**Consigne**
Donnez, s'il vous plaît, la suite de la discussion ci-dessous sur l'activation des micro-SIM de l'iPhone 4, à partir de son dernier message.

**Extrait du document**
•••••
Ma femme a reçu un message d'Orange : au bout d'une semaine, ils se sont aperçus que le numéro provisoire attribué jusqu'à la date de portabilité était enregistré comme numéro de gestion de dossier et ne pouvait donc être actif. Le dossier a pourtant été vérifié au moins 10 fois en boutique et en service client et technique. Tout vient en fait du vendeur qui n'a pas fait ce qu'il fallait. Pour ceux qui ont toujours un problème d'activation, c'est un point à faire vérifier.


----------



## etudiant69 (30 Juin 2010)

Ben Micro-SIM défectueuse, après un changement ça marche nickel


----------



## Cynok (1 Juillet 2010)

Bon pareil pour moi.
Hier je reçois mon Iphone 4 donc content blablabla...
je sors la micro sim et j'appelle tout de suite le service pour l'activer et réponse :
"le numéro de la carte sim n'est pas reconnu ..."
service client : "oui on a des soucis nanani nananère, on active par paquet, il faut attendre"

Attendre ok mais déjà combien de temps et puis c'est pas une honte de fournir du matos qui part des entrepôts sans être fonctionnel à l'arrivée franchement.
•••••
**Données enregistrées**

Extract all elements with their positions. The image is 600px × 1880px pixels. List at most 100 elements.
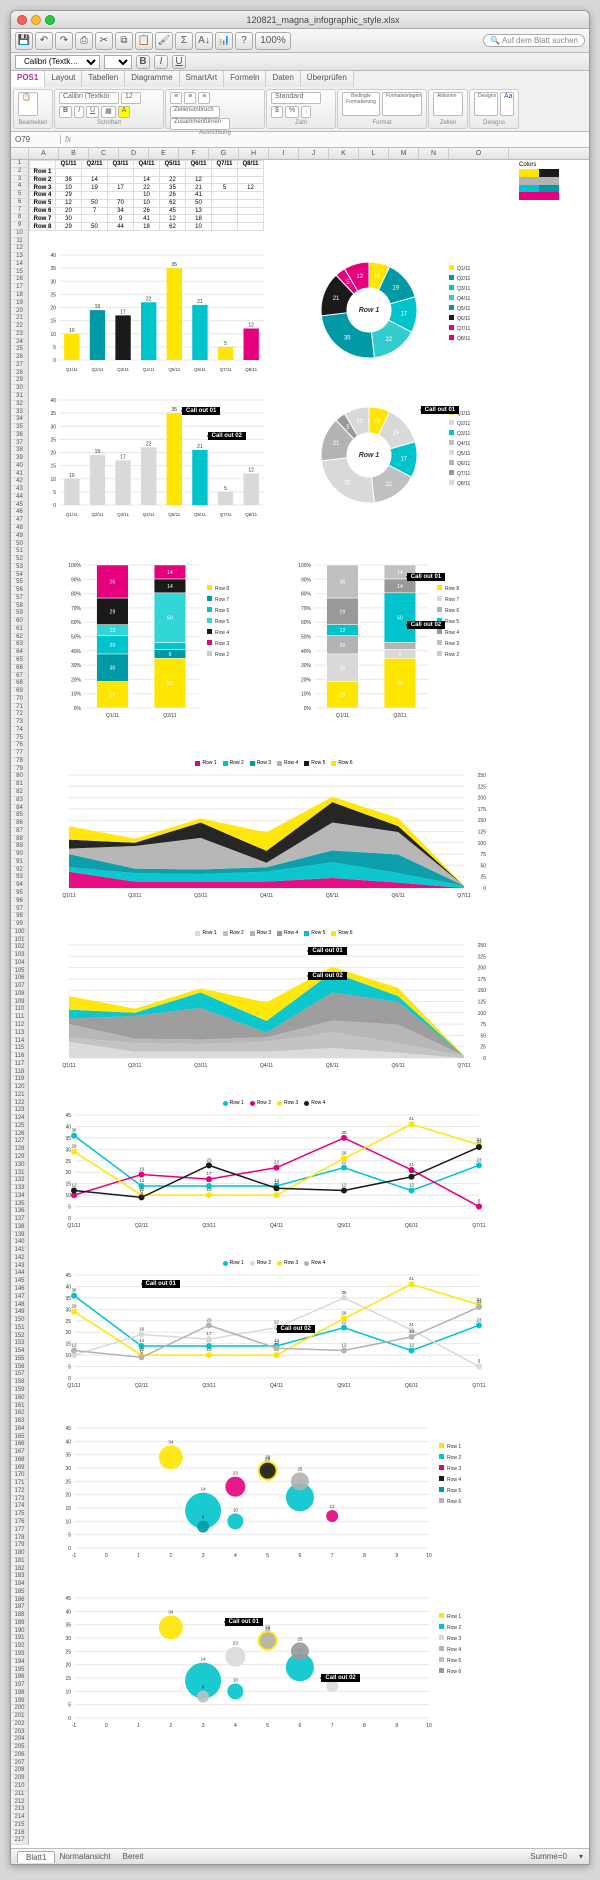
•••••
**Résultat obtenu**
Bref je grogne ça sert à rien je sais mais pas mal dégouté quand même en réalité Orange commercialise pour le moment uniquement des Ipod Touch 4


----------



## supreme51 (4 Juillet 2010)

Faut aller chez un autre opérateur qu'orange, moi chez bouygues en 1h j avais mon i4 et micro sim, et oui les gars orange ils vous prenne pour des con


----------



## Pierre-Nico (4 Juillet 2010)

le 24 juin, chez orange, en moins d'une heure j'avais mon iPhone 4 avec MicroSim activée ;-) j'y suis aller tôt c'est tout !


----------



## campouch (4 Juillet 2010)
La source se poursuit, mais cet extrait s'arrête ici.